Aim: Extract each record and reproduce it exactly.

▼

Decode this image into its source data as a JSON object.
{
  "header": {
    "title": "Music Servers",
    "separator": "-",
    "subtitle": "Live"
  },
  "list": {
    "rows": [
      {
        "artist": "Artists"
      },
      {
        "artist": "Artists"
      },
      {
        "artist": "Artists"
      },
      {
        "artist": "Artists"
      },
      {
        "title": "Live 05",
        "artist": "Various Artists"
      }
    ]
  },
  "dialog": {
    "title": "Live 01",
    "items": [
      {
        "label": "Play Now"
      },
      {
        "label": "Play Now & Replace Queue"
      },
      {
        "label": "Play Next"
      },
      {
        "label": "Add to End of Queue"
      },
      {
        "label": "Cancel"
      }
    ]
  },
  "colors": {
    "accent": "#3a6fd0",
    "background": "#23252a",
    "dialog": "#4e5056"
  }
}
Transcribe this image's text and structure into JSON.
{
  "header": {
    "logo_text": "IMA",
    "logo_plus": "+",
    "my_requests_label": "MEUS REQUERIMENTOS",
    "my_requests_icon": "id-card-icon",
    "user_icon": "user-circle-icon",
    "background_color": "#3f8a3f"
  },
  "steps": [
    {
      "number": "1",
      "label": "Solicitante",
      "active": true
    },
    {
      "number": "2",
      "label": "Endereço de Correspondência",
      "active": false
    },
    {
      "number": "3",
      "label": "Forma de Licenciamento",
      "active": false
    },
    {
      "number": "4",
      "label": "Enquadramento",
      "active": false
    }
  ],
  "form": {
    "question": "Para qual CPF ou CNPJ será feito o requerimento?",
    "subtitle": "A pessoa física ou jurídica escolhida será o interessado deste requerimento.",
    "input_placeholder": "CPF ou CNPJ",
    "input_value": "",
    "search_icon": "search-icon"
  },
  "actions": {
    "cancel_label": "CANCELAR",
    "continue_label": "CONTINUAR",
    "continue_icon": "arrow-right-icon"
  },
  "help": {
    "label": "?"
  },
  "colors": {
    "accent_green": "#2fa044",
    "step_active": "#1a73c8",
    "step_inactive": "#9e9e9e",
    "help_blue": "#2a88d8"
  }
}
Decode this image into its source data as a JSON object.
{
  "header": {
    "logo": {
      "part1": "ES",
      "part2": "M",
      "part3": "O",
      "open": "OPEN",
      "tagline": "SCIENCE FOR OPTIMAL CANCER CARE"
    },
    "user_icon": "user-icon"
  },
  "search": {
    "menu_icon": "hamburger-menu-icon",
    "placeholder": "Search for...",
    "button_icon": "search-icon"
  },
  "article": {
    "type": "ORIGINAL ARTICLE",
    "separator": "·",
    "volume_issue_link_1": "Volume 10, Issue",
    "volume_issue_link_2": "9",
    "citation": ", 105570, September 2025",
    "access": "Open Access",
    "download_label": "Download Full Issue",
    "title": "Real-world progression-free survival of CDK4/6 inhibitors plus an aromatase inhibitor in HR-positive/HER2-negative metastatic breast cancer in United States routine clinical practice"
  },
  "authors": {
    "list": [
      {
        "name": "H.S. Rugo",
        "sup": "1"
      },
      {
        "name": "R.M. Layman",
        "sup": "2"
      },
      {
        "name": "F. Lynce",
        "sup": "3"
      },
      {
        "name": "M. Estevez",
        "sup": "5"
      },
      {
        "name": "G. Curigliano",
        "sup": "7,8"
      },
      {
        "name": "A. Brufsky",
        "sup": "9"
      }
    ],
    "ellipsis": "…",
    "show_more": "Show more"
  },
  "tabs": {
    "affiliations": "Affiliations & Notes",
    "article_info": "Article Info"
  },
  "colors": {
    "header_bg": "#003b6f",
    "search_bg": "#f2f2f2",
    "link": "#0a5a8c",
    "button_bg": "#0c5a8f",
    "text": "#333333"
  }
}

▲

Result of this task:
Decode this image into its source data as a JSON object.
{
  "header": {
    "title": "Music Servers",
    "separator": "-",
    "subtitle": "Live"
  },
  "list": {
    "rows": [
      {
        "artist": "Artists"
      },
      {
        "artist": "Artists"
      },
      {
        "artist": "Artists"
      },
      {
        "artist": "Artists"
      },
      {
        "title": "Live 05",
        "artist": "Various Artists"
      }
    ]
  },
  "dialog": {
    "title": "Live 01",
    "items": [
      {
        "label": "Play Now"
      },
      {
        "label": "Play Now & Replace Queue"
      },
      {
        "label": "Play Next"
      },
      {
        "label": "Add to End of Queue"
      },
      {
        "label": "Cancel"
      }
    ]
  },
  "colors": {
    "accent": "#3a6fd0",
    "background": "#23252a",
    "dialog": "#4e5056"
  }
}
Transcribe this image's text and structure into JSON.
{
  "header": {
    "logo_text": "IMA",
    "logo_plus": "+",
    "my_requests_label": "MEUS REQUERIMENTOS",
    "my_requests_icon": "id-card-icon",
    "user_icon": "user-circle-icon",
    "background_color": "#3f8a3f"
  },
  "steps": [
    {
      "number": "1",
      "label": "Solicitante",
      "active": true
    },
    {
      "number": "2",
      "label": "Endereço de Correspondência",
      "active": false
    },
    {
      "number": "3",
      "label": "Forma de Licenciamento",
      "active": false
    },
    {
      "number": "4",
      "label": "Enquadramento",
      "active": false
    }
  ],
  "form": {
    "question": "Para qual CPF ou CNPJ será feito o requerimento?",
    "subtitle": "A pessoa física ou jurídica escolhida será o interessado deste requerimento.",
    "input_placeholder": "CPF ou CNPJ",
    "input_value": "",
    "search_icon": "search-icon"
  },
  "actions": {
    "cancel_label": "CANCELAR",
    "continue_label": "CONTINUAR",
    "continue_icon": "arrow-right-icon"
  },
  "help": {
    "label": "?"
  },
  "colors": {
    "accent_green": "#2fa044",
    "step_active": "#1a73c8",
    "step_inactive": "#9e9e9e",
    "help_blue": "#2a88d8"
  }
}
Decode this image into its source data as a JSON object.
{
  "header": {
    "logo": {
      "part1": "ES",
      "part2": "M",
      "part3": "O",
      "open": "OPEN",
      "tagline": "SCIENCE FOR OPTIMAL CANCER CARE"
    },
    "user_icon": "user-icon"
  },
  "search": {
    "menu_icon": "hamburger-menu-icon",
    "placeholder": "Search for...",
    "button_icon": "search-icon"
  },
  "article": {
    "type": "ORIGINAL ARTICLE",
    "separator": "·",
    "volume_issue_link_1": "Volume 10, Issue",
    "volume_issue_link_2": "9",
    "citation": ", 105570, September 2025",
    "access": "Open Access",
    "download_label": "Download Full Issue",
    "title": "Real-world progression-free survival of CDK4/6 inhibitors plus an aromatase inhibitor in HR-positive/HER2-negative metastatic breast cancer in United States routine clinical practice"
  },
  "authors": {
    "list": [
      {
        "name": "H.S. Rugo",
        "sup": "1"
      },
      {
        "name": "R.M. Layman",
        "sup": "2"
      },
      {
        "name": "F. Lynce",
        "sup": "3"
      },
      {
        "name": "M. Estevez",
        "sup": "5"
      },
      {
        "name": "G. Curigliano",
        "sup": "7,8"
      },
      {
        "name": "A. Brufsky",
        "sup": "9"
      }
    ],
    "ellipsis": "…",
    "show_more": "Show more"
  },
  "tabs": {
    "affiliations": "Affiliations & Notes",
    "article_info": "Article Info"
  },
  "colors": {
    "header_bg": "#003b6f",
    "search_bg": "#f2f2f2",
    "link": "#0a5a8c",
    "button_bg": "#0c5a8f",
    "text": "#333333"
  }
}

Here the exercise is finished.